- Work to be completed -
Check each line of the records below for the string "ipsum", then state how many lines contain it, with no other output.

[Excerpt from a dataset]

## begin

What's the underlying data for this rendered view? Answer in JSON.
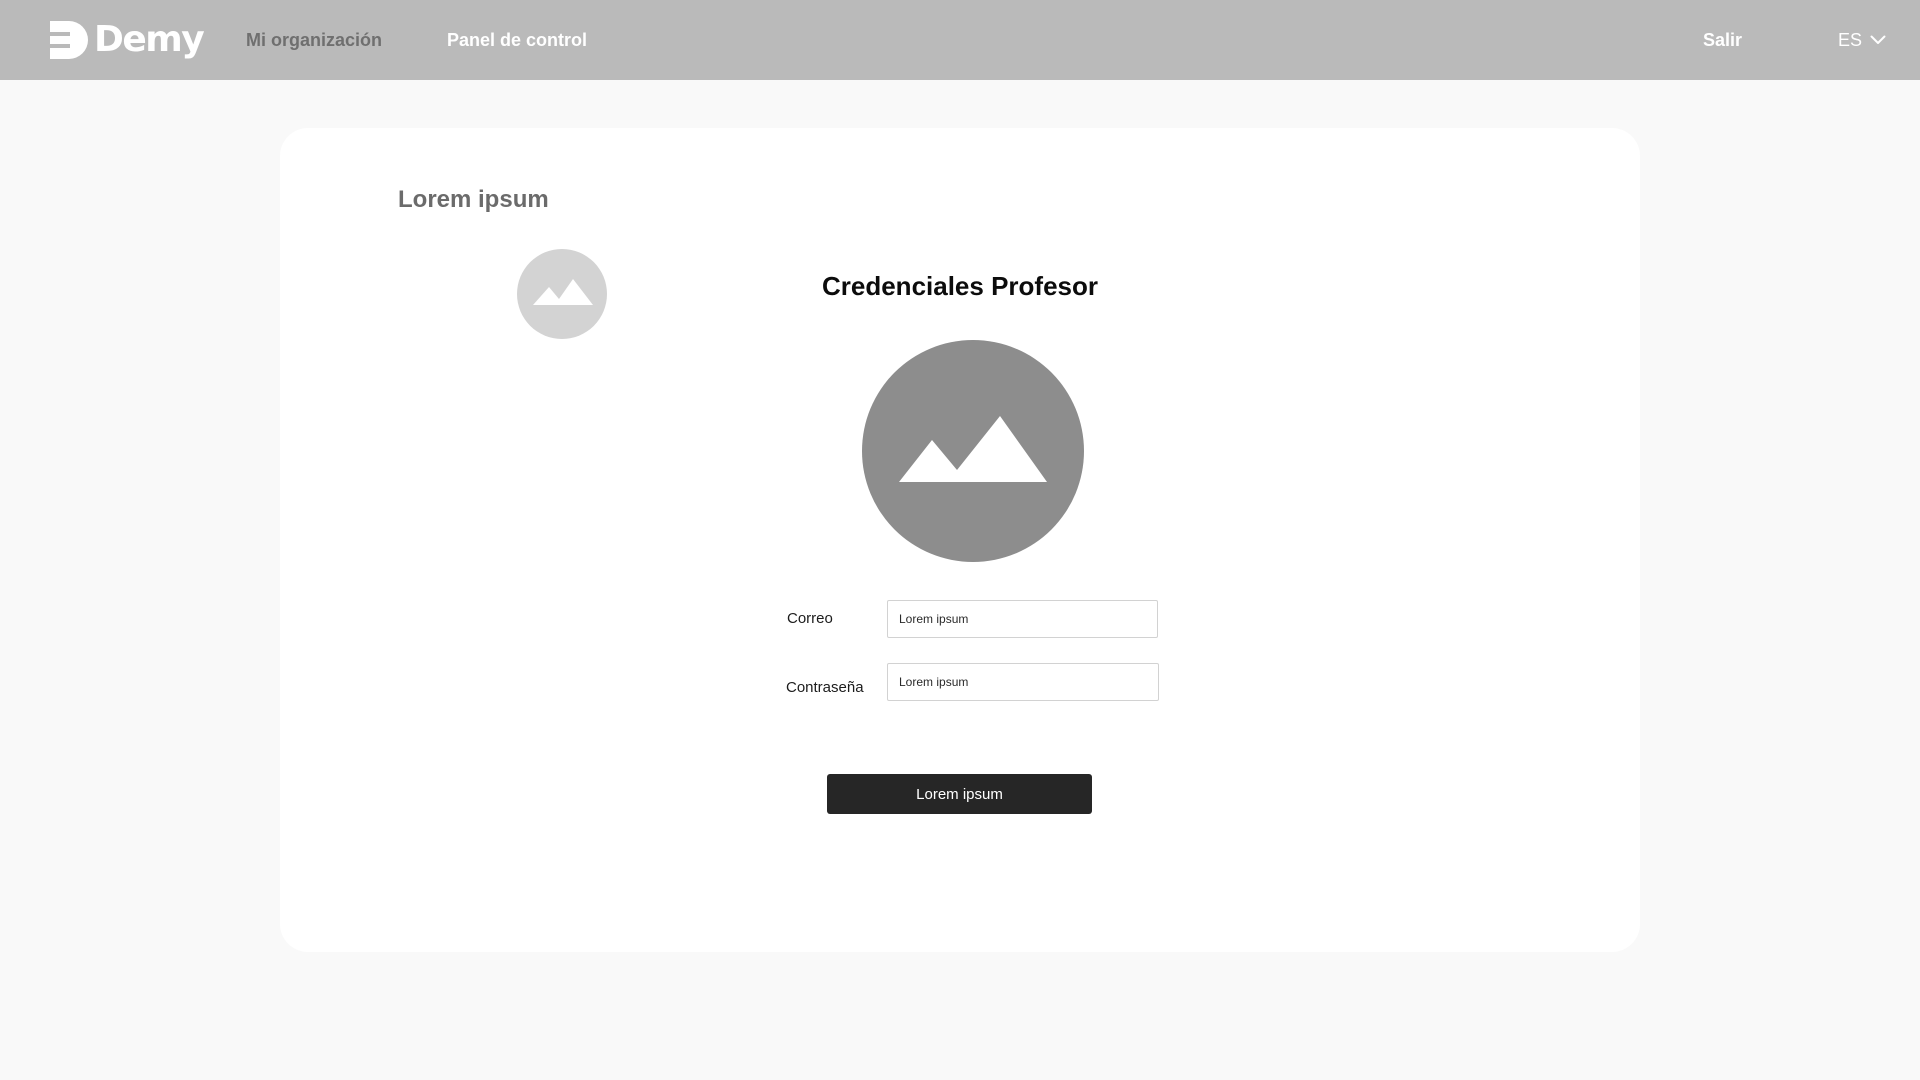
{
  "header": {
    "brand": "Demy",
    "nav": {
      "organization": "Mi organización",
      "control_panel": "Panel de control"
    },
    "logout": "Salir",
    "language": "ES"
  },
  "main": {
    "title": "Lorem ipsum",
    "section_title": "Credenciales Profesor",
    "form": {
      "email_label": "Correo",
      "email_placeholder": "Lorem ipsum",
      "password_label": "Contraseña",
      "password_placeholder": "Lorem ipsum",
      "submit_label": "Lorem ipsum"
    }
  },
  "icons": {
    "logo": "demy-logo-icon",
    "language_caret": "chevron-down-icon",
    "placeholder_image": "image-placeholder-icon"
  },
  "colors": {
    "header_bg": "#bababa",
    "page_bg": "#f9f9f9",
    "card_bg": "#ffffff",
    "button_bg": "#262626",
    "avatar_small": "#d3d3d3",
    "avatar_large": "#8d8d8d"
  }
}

## end
## begin

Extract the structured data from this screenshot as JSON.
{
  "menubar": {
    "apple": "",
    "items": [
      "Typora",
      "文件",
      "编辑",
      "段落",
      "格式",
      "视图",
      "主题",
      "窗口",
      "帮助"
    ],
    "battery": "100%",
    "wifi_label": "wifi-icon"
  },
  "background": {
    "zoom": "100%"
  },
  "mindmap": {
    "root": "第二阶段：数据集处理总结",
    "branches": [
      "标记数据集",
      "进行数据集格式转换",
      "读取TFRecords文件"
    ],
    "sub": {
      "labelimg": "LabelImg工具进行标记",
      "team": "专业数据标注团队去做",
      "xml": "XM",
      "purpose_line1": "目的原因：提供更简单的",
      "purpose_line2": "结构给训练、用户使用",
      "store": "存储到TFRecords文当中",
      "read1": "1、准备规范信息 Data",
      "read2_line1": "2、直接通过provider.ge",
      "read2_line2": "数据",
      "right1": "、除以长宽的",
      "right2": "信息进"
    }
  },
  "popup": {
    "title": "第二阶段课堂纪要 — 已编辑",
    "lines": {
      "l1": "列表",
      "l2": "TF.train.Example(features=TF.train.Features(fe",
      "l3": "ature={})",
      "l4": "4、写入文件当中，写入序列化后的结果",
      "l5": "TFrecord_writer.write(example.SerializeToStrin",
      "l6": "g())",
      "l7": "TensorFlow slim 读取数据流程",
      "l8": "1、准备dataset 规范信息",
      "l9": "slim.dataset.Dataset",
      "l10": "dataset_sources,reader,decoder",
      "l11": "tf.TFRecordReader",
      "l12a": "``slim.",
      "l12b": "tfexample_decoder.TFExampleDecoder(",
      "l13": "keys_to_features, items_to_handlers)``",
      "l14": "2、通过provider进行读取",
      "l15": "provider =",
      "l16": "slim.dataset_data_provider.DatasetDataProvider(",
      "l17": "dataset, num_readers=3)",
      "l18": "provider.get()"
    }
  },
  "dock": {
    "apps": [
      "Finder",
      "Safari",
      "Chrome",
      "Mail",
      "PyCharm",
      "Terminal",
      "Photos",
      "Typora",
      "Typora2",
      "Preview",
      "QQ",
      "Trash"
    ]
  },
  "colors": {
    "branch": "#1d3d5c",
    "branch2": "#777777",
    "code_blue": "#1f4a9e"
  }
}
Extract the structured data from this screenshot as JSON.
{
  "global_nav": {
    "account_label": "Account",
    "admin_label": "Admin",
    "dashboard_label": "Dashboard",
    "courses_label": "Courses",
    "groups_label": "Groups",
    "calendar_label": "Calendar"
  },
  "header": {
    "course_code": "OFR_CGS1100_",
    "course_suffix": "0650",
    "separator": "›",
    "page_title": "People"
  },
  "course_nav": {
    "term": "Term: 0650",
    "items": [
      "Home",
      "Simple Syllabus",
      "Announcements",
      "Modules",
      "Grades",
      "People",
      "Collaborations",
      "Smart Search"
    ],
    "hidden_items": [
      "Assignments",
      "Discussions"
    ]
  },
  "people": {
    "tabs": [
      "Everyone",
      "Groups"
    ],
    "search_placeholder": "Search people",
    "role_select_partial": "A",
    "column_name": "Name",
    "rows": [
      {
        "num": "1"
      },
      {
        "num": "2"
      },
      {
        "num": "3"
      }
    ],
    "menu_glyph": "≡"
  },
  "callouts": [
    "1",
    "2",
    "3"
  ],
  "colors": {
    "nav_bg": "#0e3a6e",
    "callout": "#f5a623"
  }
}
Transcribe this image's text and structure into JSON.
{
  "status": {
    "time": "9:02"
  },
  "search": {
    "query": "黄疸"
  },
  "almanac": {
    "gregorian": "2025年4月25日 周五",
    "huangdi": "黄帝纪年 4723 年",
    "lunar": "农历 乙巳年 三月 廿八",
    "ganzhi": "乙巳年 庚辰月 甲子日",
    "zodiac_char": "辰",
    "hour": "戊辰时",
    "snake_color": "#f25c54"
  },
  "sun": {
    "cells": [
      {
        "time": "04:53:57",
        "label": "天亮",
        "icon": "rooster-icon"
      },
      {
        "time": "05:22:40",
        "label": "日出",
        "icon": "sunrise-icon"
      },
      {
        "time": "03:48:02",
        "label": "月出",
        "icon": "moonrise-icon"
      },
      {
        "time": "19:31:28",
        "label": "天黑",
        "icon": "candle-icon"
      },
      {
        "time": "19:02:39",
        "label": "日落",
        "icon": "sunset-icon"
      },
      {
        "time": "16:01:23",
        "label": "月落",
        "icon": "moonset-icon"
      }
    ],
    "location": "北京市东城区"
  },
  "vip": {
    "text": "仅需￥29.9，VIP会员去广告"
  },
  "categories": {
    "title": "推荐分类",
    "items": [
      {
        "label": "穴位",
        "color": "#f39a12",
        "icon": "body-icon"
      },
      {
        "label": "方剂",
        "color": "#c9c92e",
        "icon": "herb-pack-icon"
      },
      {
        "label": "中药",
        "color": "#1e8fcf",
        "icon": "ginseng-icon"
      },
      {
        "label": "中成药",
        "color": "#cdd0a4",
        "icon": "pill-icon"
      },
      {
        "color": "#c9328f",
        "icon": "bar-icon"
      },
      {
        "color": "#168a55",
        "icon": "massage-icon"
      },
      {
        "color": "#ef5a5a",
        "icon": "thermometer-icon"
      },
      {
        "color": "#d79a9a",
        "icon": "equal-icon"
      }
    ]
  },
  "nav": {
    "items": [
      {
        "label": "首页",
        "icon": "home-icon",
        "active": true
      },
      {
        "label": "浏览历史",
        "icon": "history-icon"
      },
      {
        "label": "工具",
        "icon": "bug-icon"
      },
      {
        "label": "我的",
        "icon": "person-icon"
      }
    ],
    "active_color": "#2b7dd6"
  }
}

## end

- Output -
4